Find the word "title" in the records below. List each line containing it.

* Begin *

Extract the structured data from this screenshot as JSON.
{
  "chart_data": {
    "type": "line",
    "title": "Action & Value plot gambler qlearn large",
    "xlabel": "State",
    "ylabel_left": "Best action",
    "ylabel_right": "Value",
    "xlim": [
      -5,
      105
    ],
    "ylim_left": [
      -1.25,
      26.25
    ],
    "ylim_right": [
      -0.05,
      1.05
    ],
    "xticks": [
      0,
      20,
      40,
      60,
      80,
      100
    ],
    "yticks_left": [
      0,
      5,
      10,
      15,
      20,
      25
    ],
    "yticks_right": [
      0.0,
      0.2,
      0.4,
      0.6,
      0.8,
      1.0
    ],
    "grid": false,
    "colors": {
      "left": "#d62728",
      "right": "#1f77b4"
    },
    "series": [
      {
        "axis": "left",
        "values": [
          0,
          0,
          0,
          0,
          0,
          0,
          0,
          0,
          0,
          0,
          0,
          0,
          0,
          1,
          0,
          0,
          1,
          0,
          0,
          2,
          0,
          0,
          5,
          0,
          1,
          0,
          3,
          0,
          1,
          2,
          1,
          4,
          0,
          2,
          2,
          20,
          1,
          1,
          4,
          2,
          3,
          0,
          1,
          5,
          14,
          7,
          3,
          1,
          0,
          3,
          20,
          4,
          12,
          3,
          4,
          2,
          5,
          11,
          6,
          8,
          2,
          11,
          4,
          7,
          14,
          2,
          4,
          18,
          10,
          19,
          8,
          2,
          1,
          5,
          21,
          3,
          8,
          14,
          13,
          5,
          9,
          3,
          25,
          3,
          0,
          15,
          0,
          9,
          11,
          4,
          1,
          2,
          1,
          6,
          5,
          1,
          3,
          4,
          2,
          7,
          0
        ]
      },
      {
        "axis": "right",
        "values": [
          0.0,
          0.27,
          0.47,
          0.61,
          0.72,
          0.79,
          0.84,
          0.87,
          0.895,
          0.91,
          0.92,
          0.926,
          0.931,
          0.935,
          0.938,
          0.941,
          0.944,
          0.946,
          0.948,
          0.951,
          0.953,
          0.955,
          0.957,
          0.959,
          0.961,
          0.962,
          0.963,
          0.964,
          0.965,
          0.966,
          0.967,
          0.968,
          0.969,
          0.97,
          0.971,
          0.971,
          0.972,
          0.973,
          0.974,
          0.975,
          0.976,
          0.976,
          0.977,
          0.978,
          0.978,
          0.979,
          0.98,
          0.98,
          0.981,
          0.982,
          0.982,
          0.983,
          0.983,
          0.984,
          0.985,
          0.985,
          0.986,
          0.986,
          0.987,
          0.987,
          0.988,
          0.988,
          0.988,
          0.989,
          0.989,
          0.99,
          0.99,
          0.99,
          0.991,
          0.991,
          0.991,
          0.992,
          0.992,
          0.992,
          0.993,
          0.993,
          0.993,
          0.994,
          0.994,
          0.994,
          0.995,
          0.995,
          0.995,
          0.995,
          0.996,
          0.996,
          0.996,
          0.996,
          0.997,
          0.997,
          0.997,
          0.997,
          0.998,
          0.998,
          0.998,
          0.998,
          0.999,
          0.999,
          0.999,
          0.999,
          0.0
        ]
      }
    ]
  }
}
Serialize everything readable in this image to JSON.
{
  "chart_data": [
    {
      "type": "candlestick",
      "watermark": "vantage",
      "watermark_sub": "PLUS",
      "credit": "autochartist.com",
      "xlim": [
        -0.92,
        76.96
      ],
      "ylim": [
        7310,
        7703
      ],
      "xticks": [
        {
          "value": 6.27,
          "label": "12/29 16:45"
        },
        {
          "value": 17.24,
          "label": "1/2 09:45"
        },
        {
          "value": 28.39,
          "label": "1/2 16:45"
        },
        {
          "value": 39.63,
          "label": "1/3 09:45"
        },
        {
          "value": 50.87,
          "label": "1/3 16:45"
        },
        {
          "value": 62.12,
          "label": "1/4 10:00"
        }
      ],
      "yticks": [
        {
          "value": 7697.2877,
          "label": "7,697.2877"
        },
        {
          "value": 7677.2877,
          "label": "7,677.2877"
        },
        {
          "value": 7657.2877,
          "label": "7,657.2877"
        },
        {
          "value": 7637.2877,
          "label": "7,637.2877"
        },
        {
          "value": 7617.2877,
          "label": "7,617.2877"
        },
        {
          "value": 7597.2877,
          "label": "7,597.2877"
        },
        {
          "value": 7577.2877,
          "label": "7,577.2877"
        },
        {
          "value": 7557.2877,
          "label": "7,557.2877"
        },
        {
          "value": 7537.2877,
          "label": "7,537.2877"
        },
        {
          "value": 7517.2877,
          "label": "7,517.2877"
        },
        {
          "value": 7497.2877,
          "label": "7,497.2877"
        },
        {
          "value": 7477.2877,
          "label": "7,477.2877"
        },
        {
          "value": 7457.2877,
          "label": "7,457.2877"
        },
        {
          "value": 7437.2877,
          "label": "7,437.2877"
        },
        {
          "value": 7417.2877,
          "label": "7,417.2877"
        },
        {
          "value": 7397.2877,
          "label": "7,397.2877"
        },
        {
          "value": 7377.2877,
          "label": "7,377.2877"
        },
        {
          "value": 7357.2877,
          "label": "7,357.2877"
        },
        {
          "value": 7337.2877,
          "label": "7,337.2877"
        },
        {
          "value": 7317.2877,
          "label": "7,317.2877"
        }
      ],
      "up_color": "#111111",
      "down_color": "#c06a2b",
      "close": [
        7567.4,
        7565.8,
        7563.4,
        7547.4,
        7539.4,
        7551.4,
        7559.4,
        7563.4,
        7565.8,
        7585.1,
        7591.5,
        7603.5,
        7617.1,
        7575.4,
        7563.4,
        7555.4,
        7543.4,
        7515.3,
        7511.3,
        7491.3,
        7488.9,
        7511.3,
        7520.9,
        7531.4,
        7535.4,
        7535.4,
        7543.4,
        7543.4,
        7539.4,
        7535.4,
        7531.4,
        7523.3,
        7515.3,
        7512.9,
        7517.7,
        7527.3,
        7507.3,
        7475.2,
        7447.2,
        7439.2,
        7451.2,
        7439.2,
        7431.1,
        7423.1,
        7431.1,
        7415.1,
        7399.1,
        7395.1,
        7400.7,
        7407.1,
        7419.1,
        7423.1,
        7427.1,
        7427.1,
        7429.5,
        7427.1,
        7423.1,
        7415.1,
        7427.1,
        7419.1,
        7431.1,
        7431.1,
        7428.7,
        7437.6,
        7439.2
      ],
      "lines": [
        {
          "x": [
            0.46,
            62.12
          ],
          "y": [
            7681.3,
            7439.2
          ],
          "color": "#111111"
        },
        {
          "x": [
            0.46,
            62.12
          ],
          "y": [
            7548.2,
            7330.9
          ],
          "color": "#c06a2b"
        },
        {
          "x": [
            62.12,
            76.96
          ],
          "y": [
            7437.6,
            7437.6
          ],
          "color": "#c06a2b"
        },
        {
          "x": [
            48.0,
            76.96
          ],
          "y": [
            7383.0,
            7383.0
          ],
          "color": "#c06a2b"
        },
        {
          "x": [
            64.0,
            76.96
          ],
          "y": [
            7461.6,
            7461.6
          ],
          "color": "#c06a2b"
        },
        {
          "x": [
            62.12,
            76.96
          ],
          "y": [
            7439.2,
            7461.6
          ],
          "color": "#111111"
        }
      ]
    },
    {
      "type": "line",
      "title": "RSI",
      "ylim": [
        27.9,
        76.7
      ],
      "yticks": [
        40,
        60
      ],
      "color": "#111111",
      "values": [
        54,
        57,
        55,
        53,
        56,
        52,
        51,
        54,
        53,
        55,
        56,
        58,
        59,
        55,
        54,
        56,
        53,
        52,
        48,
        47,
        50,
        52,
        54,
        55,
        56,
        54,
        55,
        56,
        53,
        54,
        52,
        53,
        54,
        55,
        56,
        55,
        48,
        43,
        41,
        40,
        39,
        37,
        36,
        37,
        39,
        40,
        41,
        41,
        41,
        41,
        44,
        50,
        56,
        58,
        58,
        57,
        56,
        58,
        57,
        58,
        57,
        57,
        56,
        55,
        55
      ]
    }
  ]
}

* End *

__The answer__
    "title": "Action & Value plot gambler qlearn large",
      "title": "RSI",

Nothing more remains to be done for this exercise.